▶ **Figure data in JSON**
▬▬▬
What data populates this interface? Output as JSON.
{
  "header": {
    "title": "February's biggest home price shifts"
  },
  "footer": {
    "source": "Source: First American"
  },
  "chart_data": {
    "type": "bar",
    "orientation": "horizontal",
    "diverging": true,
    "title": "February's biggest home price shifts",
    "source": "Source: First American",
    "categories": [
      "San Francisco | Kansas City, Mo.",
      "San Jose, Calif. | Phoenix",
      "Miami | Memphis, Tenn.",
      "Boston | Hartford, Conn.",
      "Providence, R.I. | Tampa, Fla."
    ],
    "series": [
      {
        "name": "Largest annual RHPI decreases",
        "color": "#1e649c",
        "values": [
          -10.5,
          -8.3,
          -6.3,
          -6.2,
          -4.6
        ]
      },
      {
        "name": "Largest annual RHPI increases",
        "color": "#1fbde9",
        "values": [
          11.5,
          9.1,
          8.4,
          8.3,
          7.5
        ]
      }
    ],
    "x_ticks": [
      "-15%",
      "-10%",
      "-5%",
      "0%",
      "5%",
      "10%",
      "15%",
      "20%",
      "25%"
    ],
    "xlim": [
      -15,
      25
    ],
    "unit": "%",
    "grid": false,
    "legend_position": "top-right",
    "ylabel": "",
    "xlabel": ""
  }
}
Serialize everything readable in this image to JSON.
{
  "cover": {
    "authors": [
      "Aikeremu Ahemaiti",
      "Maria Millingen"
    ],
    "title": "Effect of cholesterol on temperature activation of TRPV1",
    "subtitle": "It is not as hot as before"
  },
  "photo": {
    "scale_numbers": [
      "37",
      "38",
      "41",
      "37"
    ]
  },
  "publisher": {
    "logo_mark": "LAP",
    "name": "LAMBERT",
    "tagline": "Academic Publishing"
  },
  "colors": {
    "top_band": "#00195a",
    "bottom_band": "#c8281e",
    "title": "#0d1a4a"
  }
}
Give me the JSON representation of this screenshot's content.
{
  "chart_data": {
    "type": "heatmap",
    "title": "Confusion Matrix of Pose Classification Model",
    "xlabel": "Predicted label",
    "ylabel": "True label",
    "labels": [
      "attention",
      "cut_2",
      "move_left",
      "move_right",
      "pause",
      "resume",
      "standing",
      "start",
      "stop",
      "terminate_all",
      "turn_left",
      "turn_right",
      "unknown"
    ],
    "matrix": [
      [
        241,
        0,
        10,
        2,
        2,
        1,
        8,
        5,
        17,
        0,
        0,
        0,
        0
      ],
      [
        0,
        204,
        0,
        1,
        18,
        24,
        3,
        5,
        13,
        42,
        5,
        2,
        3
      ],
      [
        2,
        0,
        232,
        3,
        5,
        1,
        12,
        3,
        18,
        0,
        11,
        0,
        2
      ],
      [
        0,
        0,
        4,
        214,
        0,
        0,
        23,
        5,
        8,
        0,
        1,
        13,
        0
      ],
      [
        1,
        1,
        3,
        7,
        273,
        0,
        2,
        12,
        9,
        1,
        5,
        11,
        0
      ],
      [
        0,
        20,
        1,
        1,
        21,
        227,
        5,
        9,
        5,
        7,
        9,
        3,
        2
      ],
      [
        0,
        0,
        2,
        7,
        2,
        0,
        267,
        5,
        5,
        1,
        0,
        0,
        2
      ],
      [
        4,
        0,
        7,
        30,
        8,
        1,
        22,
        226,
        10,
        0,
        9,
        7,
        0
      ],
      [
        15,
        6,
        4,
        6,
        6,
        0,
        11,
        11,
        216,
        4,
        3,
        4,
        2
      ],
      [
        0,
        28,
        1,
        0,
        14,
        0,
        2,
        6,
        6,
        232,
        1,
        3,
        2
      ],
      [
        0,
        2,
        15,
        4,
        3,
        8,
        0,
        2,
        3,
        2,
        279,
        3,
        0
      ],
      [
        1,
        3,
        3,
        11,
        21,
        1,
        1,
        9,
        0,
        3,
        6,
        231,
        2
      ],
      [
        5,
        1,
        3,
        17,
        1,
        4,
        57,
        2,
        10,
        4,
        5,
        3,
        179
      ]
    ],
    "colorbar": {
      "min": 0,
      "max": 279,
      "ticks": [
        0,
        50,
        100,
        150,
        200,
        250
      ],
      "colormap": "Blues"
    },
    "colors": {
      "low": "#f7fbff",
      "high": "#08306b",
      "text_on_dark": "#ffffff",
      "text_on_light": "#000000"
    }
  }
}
▬▬▬
▶ **Instruction**
From the listing above, copy out each line where the word "name" appears.

▶ **Result**
        "name": "Largest annual RHPI decreases",
        "name": "Largest annual RHPI increases",
    "name": "LAMBERT",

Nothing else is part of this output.